Extract the passage of the text on the silver nanoparticle migration test, from "The Ag(i) concentrations" down to "et al. 2018).", copying it word for word.

**Source document**
------------------------------------------------------------
For the specific silver nanoparticle migration test, 1 dm² of each sample was cut with the aid of a calibrated mold and placed in contact with 50 mL of the simulant solvent in a 250 mL capped Erlenmeyer and stored in an oven.

The analytical migration method follows ANVISA RDC No. 51 of November 26, 2010 (Brasil 2010), and the test conditions were defined based on established provisions for materials that will encounter fatty, acidic aqueous and non-acidic aqueous foods. In this regard, ANVISA’s Resolution establishes a 95% (v/v) ethanol solution in deionized water as one of the possible simulants for fatty foods. For acidic aqueous foods, a 3% (v/v) acetic acid solution in deionized water is determined, while deionized water is used for non-acidic aqueous foods. Moreover, a 50% (v/v) ethanol solution in deionized water was used for milk package testing, established for simulating whole, skimmed and partially skimmed milk and dairy beverages (Brasil 2010).

Concerning the milk package samples, the migration test was carried out at 20 °C for 10 days, as recommended by Brazilian and European legislations for contact times greater than 24 h at temperatures over 5 °C and less than or equal to 20 °C employing the selected simulants. Regarding the other samples, the test was carried out at 40 °C for 10 days, as recommended for contact times longer than 24 h at temperatures ranging from 20 to 40 °C. All conditions were established based on the worst package food exposure case. Table 3 presents the test conditions employed herein.

Table 3 Migration test conditions according to RDC No. 51 (ANVISA, Brazil)

All migration test solutions were evaporated to dryness at the end of the migration test, and then resuspended in 10 mL of deionized water, followed by a triplicate analysis (three readings) employing spICP-MS.

Silver concentration determinations employing spICP-MS

Working solutions ranging from 1.5 to 20 µg L⁻¹ were prepared for the construction of the Ag(i) curve and analyzed by spICP-MS. The signal intensities (counts) of each standard were associated to their dissolved silver concentrations, in µg L⁻¹.

Mass flow curve definition

The Ag(i) concentrations of the working solutions were correlated to the silver mass of each reading (“dwell time”). The ratio was further adjusted by the \(TE\), comprising the ratio between the amount of analyte that enters the plasma and the amount effectively aspirated (Bazilio et al. 2021).

Average migration test solution silver particle size determinations

To determine the average size of the silver particles present in the migration test solutions, the intensity of the signal determined for each particle was correlated with its mass by means of the mass flow curve, allowing for size calculations (Bazilio et al. 2021; Naasz et al. 2018).
------------------------------------------------------------
[Collected data]
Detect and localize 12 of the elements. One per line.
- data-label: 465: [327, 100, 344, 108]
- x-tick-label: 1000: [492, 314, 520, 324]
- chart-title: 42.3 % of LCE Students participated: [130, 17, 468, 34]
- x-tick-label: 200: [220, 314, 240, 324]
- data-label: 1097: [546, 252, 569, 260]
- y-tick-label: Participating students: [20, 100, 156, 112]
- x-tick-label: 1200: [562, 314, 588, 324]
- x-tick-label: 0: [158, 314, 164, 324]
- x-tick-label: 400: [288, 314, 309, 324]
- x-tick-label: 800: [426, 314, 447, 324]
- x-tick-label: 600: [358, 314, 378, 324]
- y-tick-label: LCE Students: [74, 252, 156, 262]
------------------------------------------------------------
**Problem solution**
The Ag(i) concentrations of the working solutions were correlated to the silver mass of each reading (“dwell time”). The ratio was further adjusted by the \(TE\), comprising the ratio between the amount of analyte that enters the plasma and the amount effectively aspirated (Bazilio et al. 2021).

Average migration test solution silver particle size determinations

To determine the average size of the silver particles present in the migration test solutions, the intensity of the signal determined for each particle was correlated with its mass by means of the mass flow curve, allowing for size calculations (Bazilio et al. 2021; Naasz et al. 2018).